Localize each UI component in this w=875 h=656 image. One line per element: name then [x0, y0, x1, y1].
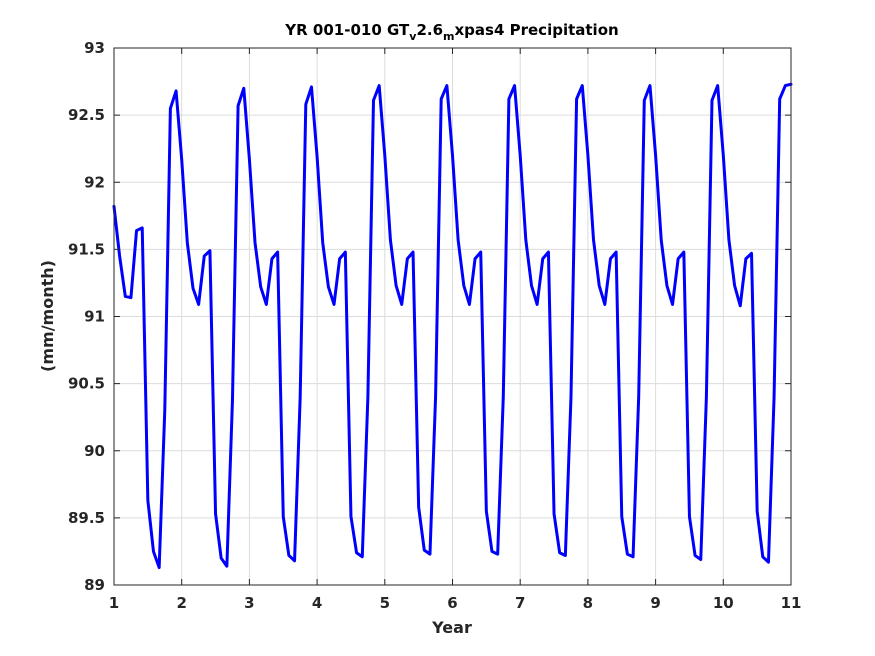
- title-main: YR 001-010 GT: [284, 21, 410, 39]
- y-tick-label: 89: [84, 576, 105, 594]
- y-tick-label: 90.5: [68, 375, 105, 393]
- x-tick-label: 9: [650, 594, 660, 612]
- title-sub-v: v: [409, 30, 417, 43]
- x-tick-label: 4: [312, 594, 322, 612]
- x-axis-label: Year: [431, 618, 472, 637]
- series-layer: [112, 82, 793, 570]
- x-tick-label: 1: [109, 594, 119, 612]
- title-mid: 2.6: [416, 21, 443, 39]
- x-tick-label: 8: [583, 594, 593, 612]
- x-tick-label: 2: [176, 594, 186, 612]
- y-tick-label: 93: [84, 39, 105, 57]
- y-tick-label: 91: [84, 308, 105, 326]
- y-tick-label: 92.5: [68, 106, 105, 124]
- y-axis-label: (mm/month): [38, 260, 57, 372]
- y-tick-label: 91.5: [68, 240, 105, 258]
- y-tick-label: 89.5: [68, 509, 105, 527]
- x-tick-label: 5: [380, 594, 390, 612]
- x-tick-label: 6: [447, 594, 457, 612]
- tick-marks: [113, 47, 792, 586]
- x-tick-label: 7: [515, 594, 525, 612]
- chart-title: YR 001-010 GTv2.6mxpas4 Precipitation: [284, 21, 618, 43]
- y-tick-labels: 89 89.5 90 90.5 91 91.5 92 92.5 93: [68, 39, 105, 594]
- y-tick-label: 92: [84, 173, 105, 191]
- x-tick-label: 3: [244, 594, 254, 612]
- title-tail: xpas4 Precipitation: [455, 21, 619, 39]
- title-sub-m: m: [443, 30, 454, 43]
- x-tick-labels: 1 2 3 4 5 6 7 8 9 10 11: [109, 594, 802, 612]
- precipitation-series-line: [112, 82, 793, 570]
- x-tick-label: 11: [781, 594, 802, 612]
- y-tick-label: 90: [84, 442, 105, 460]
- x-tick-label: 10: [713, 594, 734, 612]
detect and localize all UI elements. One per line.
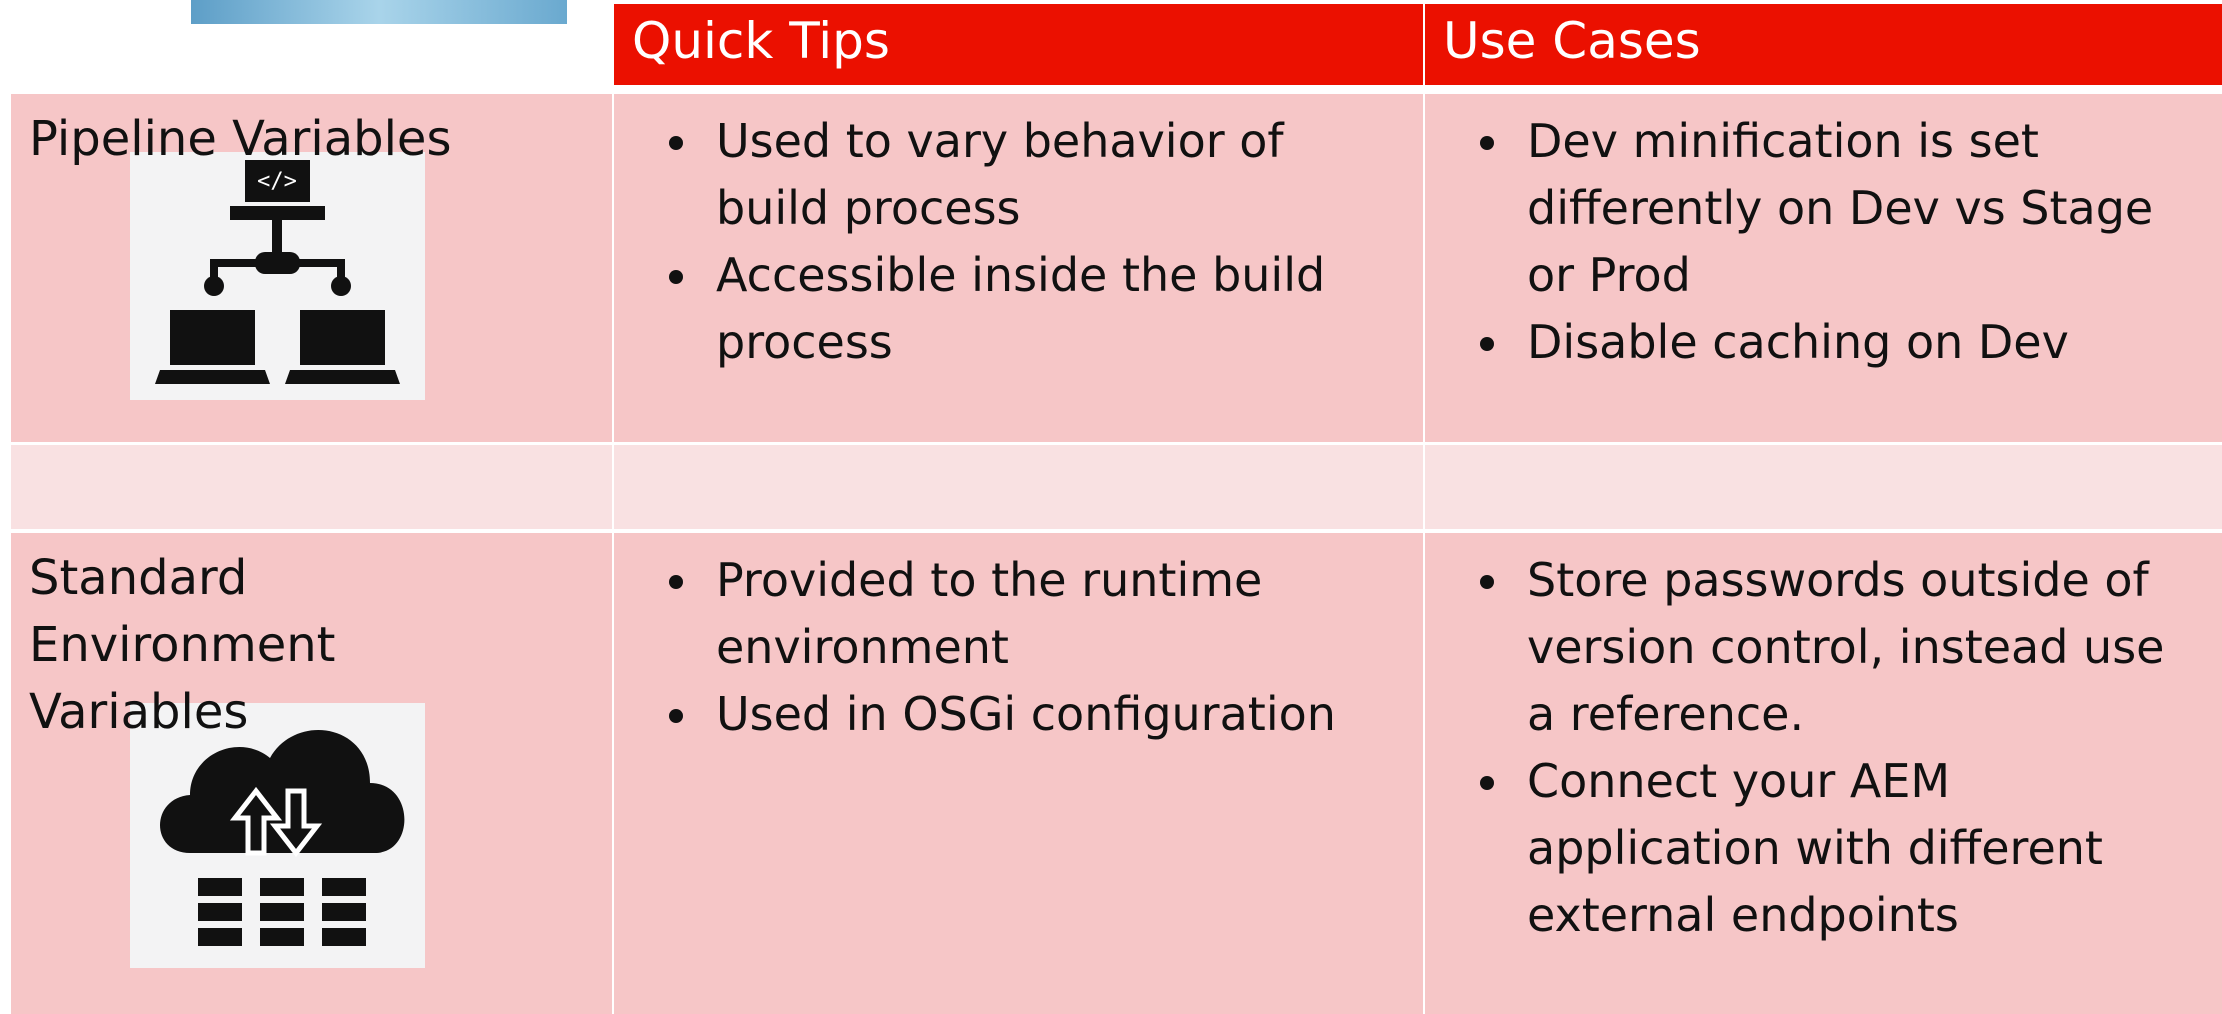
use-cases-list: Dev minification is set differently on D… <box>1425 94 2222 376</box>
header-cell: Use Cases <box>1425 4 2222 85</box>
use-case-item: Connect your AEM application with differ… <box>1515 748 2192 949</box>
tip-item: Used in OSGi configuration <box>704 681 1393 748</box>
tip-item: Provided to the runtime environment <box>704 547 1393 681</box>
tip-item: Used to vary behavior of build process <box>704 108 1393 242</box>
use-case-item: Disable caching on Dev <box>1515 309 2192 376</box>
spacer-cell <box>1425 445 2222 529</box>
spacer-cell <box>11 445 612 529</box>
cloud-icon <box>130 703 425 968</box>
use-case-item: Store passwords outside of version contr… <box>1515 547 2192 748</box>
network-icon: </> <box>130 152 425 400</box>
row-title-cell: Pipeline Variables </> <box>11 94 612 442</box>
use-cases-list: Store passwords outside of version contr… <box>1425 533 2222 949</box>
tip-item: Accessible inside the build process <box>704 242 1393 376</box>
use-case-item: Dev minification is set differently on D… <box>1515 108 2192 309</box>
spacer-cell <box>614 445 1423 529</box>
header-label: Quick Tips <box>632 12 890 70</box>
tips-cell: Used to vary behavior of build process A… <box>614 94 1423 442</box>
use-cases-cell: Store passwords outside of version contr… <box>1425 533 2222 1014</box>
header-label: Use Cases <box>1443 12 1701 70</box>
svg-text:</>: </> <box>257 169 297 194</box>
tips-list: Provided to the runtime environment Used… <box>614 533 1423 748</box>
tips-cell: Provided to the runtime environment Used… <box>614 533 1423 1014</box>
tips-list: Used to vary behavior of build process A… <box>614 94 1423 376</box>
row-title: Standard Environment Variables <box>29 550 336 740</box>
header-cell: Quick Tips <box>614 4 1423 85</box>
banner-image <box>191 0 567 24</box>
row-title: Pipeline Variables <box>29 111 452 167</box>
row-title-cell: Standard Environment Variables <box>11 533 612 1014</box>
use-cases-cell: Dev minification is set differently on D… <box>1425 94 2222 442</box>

▶ AIM
Could you give every line of the data above as a numbered list, with blank lines and the pictures left out?

▶ FULL ANSWER
1. Localize each UI component in this w=875 h=656 image. One line per element: name then [x0, y0, x1, y1].
2. - title-main: YR 001-010 GT: [284, 21, 410, 39]
3. - y-tick-label: 89: [84, 576, 105, 594]
4. - y-tick-label: 90.5: [68, 375, 105, 393]
5. - x-tick-label: 9: [650, 594, 660, 612]
6. - title-sub-v: v: [409, 30, 417, 43]
7. - x-tick-label: 4: [312, 594, 322, 612]
8. - x-axis-label: Year: [431, 618, 472, 637]
9. - series-layer: [112, 82, 793, 570]
10. - x-tick-label: 1: [109, 594, 119, 612]
11. - title-mid: 2.6: [416, 21, 443, 39]
12. - x-tick-label: 8: [583, 594, 593, 612]
13. - x-tick-label: 2: [176, 594, 186, 612]
14. - y-tick-label: 93: [84, 39, 105, 57]
15. - y-tick-label: 91: [84, 308, 105, 326]
16. - y-tick-label: 92.5: [68, 106, 105, 124]
17. - y-axis-label: (mm/month): [38, 260, 57, 372]
18. - y-tick-label: 91.5: [68, 240, 105, 258]
19. - y-tick-label: 89.5: [68, 509, 105, 527]
20. - x-tick-label: 5: [380, 594, 390, 612]
21. - x-tick-label: 6: [447, 594, 457, 612]
22. - tick-marks: [113, 47, 792, 586]
23. - x-tick-label: 7: [515, 594, 525, 612]
24. - chart-title: YR 001-010 GTv2.6mxpas4 Precipitation: [284, 21, 618, 43]
25. - y-tick-labels: 89 89.5 90 90.5 91 91.5 92 92.5 93: [68, 39, 105, 594]
26. - y-tick-label: 92: [84, 173, 105, 191]
27. - x-tick-label: 3: [244, 594, 254, 612]
28. - title-tail: xpas4 Precipitation: [455, 21, 619, 39]
29. - title-sub-m: m: [443, 30, 454, 43]
30. - x-tick-labels: 1 2 3 4 5 6 7 8 9 10 11: [109, 594, 802, 612]
31. - precipitation-series-line: [112, 82, 793, 570]
32. - x-tick-label: 11: [781, 594, 802, 612]
33. - y-tick-label: 90: [84, 442, 105, 460]
34. - x-tick-label: 10: [713, 594, 734, 612]
35. detect and localize all UI elements. One per line.
36. use-cases-list: Dev minification is set differently on D… <box>1425 94 2222 376</box>
37. header-cell: Use Cases <box>1425 4 2222 85</box>
38. use-case-item: Connect your AEM application with differ… <box>1515 748 2192 949</box>
39. tip-item: Used in OSGi configuration <box>704 681 1393 748</box>
40. tip-item: Provided to the runtime environment <box>704 547 1393 681</box>
41. tip-item: Used to vary behavior of build process <box>704 108 1393 242</box>
42. use-case-item: Disable caching on Dev <box>1515 309 2192 376</box>
43. spacer-cell <box>1425 445 2222 529</box>
44. spacer-cell <box>11 445 612 529</box>
45. cloud-icon <box>130 703 425 968</box>
46. use-case-item: Store passwords outside of version contr… <box>1515 547 2192 748</box>
47. network-icon: </> <box>130 152 425 400</box>
48. row-title-cell: Pipeline Variables </> <box>11 94 612 442</box>
49. use-cases-list: Store passwords outside of version contr… <box>1425 533 2222 949</box>
50. tip-item: Accessible inside the build process <box>704 242 1393 376</box>
51. use-case-item: Dev minification is set differently on D… <box>1515 108 2192 309</box>
52. spacer-cell <box>614 445 1423 529</box>
53. header-label: Quick Tips <box>632 12 890 70</box>
54. tips-cell: Used to vary behavior of build process A… <box>614 94 1423 442</box>
55. use-cases-cell: Store passwords outside of version contr… <box>1425 533 2222 1014</box>
56. header-label: Use Cases <box>1443 12 1701 70</box>
57. svg-text:</>: </> <box>257 169 297 194</box>
58. tips-list: Provided to the runtime environment Used… <box>614 533 1423 748</box>
59. tips-cell: Provided to the runtime environment Used… <box>614 533 1423 1014</box>
60. tips-list: Used to vary behavior of build process A… <box>614 94 1423 376</box>
61. row-title: Standard Environment Variables <box>29 550 336 740</box>
62. header-cell: Quick Tips <box>614 4 1423 85</box>
63. banner-image <box>191 0 567 24</box>
64. row-title: Pipeline Variables <box>29 111 452 167</box>
65. row-title-cell: Standard Environment Variables <box>11 533 612 1014</box>
66. use-cases-cell: Dev minification is set differently on D… <box>1425 94 2222 442</box>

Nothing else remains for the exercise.